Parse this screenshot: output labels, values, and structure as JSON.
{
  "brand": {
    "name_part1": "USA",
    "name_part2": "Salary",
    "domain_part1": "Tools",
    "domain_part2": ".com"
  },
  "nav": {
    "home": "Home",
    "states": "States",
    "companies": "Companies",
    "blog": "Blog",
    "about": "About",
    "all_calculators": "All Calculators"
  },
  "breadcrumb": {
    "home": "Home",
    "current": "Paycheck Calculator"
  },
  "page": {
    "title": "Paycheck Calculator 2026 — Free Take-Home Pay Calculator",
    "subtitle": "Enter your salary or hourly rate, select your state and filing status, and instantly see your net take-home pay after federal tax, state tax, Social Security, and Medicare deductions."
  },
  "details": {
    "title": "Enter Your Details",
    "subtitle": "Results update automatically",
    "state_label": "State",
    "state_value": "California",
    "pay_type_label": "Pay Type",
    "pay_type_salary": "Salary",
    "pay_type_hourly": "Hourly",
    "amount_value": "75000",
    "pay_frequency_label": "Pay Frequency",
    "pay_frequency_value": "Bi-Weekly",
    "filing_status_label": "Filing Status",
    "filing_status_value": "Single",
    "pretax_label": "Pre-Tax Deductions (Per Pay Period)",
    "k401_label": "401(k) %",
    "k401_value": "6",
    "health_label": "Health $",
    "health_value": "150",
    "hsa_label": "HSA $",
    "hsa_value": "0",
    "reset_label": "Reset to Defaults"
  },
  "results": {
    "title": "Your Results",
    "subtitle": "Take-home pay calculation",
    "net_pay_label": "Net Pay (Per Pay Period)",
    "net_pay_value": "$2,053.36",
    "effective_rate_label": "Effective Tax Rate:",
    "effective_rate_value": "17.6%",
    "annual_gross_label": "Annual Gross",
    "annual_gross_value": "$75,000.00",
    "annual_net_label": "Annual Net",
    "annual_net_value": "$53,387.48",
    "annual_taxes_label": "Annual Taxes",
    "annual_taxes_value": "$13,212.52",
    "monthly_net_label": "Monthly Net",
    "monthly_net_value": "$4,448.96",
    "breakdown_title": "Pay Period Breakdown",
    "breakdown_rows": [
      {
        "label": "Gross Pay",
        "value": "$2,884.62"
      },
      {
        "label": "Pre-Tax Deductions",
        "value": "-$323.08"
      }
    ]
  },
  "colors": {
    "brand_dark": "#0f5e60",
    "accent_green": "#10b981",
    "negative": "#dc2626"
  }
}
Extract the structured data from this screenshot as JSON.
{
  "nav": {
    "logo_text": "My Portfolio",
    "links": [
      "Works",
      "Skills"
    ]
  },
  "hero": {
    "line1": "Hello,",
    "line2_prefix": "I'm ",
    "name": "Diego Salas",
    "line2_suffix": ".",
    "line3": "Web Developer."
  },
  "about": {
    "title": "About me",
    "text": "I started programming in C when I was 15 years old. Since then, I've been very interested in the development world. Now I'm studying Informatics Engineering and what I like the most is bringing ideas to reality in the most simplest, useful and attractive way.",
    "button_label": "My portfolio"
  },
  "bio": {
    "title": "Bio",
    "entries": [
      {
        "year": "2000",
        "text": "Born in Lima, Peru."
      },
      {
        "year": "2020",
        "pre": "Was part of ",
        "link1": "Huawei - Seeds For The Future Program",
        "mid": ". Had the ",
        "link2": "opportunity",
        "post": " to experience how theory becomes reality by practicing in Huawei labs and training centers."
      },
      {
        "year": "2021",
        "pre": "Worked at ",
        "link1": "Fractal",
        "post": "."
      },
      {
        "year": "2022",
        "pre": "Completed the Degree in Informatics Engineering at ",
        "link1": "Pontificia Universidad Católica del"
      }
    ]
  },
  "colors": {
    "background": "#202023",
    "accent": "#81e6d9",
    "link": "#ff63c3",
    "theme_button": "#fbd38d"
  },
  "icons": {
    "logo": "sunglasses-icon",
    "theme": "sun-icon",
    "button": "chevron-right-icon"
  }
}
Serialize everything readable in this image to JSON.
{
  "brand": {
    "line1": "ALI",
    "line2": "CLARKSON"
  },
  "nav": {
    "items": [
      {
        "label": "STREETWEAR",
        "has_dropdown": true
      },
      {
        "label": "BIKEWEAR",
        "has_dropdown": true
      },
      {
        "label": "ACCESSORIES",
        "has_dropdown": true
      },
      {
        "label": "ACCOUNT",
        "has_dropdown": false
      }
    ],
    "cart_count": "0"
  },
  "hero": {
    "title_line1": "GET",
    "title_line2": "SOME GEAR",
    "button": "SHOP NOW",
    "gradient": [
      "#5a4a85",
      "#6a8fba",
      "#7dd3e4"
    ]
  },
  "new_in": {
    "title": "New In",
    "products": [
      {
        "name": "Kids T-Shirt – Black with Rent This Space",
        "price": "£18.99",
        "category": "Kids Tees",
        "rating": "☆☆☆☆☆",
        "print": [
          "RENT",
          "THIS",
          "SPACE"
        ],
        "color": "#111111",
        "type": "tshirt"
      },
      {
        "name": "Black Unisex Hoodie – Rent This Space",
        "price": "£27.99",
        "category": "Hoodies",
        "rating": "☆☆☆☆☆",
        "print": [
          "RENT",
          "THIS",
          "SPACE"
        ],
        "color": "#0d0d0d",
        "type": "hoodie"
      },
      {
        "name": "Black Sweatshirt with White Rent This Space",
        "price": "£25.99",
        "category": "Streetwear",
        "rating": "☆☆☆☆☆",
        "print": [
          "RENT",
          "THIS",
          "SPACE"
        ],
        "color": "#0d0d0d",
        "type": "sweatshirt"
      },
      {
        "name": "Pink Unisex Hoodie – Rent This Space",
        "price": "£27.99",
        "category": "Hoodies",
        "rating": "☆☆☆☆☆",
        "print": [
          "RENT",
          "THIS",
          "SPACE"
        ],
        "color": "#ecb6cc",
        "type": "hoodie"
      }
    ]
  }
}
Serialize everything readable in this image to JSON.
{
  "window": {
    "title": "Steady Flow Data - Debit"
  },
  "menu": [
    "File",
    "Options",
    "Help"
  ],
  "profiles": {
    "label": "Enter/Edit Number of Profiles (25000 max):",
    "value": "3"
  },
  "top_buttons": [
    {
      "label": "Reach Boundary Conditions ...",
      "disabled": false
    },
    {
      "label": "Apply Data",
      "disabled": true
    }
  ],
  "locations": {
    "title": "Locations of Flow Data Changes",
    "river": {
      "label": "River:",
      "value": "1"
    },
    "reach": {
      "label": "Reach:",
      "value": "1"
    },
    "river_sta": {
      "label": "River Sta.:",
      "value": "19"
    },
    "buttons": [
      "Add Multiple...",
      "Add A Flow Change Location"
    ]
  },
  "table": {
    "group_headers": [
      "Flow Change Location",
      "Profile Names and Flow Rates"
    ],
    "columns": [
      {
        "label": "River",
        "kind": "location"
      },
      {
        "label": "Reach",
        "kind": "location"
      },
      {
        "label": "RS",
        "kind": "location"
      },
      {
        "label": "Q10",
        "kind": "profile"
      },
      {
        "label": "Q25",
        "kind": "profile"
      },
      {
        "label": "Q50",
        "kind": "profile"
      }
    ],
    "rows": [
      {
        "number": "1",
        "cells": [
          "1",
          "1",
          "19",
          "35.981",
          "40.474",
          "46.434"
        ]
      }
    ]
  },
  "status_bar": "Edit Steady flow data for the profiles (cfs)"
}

- _PROBLEM REQUIREMENTS_
Copy each line of the preceding data that contains the string "Edit".

- _FINISHED EXERCISE_
    "label": "Enter/Edit Number of Profiles (25000 max):",
  "status_bar": "Edit Steady flow data for the profiles (cfs)"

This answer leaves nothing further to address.